● **Task objective**:
What follows is a set of records; repeat all of them exactly.
┄┄┄┄┄┄┄┄┄┄┄┄┄┄┄┄┄┄┄┄
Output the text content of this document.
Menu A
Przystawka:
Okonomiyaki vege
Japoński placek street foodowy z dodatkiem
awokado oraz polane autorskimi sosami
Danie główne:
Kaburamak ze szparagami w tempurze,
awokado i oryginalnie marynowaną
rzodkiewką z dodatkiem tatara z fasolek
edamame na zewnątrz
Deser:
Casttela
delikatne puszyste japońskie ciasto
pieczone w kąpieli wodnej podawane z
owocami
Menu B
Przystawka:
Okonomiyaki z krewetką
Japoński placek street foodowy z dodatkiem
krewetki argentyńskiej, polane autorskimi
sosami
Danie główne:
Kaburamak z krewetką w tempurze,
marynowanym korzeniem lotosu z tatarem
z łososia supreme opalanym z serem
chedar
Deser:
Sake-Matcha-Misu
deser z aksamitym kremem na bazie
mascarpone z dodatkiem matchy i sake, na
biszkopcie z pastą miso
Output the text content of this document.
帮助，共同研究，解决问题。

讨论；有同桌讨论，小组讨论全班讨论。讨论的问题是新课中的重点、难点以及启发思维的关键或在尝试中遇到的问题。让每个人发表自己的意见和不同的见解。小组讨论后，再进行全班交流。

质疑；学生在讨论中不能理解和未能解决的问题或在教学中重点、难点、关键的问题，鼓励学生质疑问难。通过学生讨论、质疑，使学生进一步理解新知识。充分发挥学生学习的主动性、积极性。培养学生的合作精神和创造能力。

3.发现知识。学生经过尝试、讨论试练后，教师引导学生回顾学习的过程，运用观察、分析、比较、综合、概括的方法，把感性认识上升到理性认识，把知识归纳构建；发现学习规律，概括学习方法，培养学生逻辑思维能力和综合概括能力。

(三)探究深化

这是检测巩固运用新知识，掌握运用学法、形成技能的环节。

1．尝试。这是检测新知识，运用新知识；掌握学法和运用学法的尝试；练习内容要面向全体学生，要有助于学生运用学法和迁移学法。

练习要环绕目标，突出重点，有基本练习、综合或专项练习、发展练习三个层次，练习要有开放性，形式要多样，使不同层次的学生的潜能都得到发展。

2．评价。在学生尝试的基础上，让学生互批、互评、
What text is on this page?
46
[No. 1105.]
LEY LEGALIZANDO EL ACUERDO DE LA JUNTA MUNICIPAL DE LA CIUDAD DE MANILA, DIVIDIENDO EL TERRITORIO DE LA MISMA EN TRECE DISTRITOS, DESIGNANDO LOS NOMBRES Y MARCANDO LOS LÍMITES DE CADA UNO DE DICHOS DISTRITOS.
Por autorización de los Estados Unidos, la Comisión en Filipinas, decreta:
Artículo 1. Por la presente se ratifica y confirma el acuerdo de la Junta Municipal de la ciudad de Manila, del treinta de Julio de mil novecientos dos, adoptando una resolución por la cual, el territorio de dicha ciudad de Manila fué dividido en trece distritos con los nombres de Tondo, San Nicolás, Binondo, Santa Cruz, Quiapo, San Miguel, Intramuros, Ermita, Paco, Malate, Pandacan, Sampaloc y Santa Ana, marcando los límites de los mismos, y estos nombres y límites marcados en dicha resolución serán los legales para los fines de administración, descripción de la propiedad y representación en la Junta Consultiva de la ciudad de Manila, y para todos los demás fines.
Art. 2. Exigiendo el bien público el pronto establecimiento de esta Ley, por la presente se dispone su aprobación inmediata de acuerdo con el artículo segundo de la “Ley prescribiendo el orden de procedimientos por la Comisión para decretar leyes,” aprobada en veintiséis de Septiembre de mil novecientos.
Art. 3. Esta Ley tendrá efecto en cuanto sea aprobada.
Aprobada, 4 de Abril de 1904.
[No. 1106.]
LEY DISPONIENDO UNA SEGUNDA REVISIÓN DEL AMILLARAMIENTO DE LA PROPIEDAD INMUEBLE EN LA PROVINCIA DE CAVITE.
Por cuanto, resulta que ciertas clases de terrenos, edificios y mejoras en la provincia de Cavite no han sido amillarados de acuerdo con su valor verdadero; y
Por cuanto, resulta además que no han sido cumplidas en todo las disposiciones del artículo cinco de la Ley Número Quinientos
┄┄┄┄┄┄┄┄┄┄┄┄┄┄┄┄┄┄┄┄
● **Response to the exercise**:
Output the text content of this document.
Menu A
Przystawka:
Okonomiyaki vege
Japoński placek street foodowy z dodatkiem
awokado oraz polane autorskimi sosami
Danie główne:
Kaburamak ze szparagami w tempurze,
awokado i oryginalnie marynowaną
rzodkiewką z dodatkiem tatara z fasolek
edamame na zewnątrz
Deser:
Casttela
delikatne puszyste japońskie ciasto
pieczone w kąpieli wodnej podawane z
owocami
Menu B
Przystawka:
Okonomiyaki z krewetką
Japoński placek street foodowy z dodatkiem
krewetki argentyńskiej, polane autorskimi
sosami
Danie główne:
Kaburamak z krewetką w tempurze,
marynowanym korzeniem lotosu z tatarem
z łososia supreme opalanym z serem
chedar
Deser:
Sake-Matcha-Misu
deser z aksamitym kremem na bazie
mascarpone z dodatkiem matchy i sake, na
biszkopcie z pastą miso
Output the text content of this document.
帮助，共同研究，解决问题。

讨论；有同桌讨论，小组讨论全班讨论。讨论的问题是新课中的重点、难点以及启发思维的关键或在尝试中遇到的问题。让每个人发表自己的意见和不同的见解。小组讨论后，再进行全班交流。

质疑；学生在讨论中不能理解和未能解决的问题或在教学中重点、难点、关键的问题，鼓励学生质疑问难。通过学生讨论、质疑，使学生进一步理解新知识。充分发挥学生学习的主动性、积极性。培养学生的合作精神和创造能力。

3.发现知识。学生经过尝试、讨论试练后，教师引导学生回顾学习的过程，运用观察、分析、比较、综合、概括的方法，把感性认识上升到理性认识，把知识归纳构建；发现学习规律，概括学习方法，培养学生逻辑思维能力和综合概括能力。

(三)探究深化

这是检测巩固运用新知识，掌握运用学法、形成技能的环节。

1．尝试。这是检测新知识，运用新知识；掌握学法和运用学法的尝试；练习内容要面向全体学生，要有助于学生运用学法和迁移学法。

练习要环绕目标，突出重点，有基本练习、综合或专项练习、发展练习三个层次，练习要有开放性，形式要多样，使不同层次的学生的潜能都得到发展。

2．评价。在学生尝试的基础上，让学生互批、互评、
What text is on this page?
46
[No. 1105.]
LEY LEGALIZANDO EL ACUERDO DE LA JUNTA MUNICIPAL DE LA CIUDAD DE MANILA, DIVIDIENDO EL TERRITORIO DE LA MISMA EN TRECE DISTRITOS, DESIGNANDO LOS NOMBRES Y MARCANDO LOS LÍMITES DE CADA UNO DE DICHOS DISTRITOS.
Por autorización de los Estados Unidos, la Comisión en Filipinas, decreta:
Artículo 1. Por la presente se ratifica y confirma el acuerdo de la Junta Municipal de la ciudad de Manila, del treinta de Julio de mil novecientos dos, adoptando una resolución por la cual, el territorio de dicha ciudad de Manila fué dividido en trece distritos con los nombres de Tondo, San Nicolás, Binondo, Santa Cruz, Quiapo, San Miguel, Intramuros, Ermita, Paco, Malate, Pandacan, Sampaloc y Santa Ana, marcando los límites de los mismos, y estos nombres y límites marcados en dicha resolución serán los legales para los fines de administración, descripción de la propiedad y representación en la Junta Consultiva de la ciudad de Manila, y para todos los demás fines.
Art. 2. Exigiendo el bien público el pronto establecimiento de esta Ley, por la presente se dispone su aprobación inmediata de acuerdo con el artículo segundo de la “Ley prescribiendo el orden de procedimientos por la Comisión para decretar leyes,” aprobada en veintiséis de Septiembre de mil novecientos.
Art. 3. Esta Ley tendrá efecto en cuanto sea aprobada.
Aprobada, 4 de Abril de 1904.
[No. 1106.]
LEY DISPONIENDO UNA SEGUNDA REVISIÓN DEL AMILLARAMIENTO DE LA PROPIEDAD INMUEBLE EN LA PROVINCIA DE CAVITE.
Por cuanto, resulta que ciertas clases de terrenos, edificios y mejoras en la provincia de Cavite no han sido amillarados de acuerdo con su valor verdadero; y
Por cuanto, resulta además que no han sido cumplidas en todo las disposiciones del artículo cinco de la Ley Número Quinientos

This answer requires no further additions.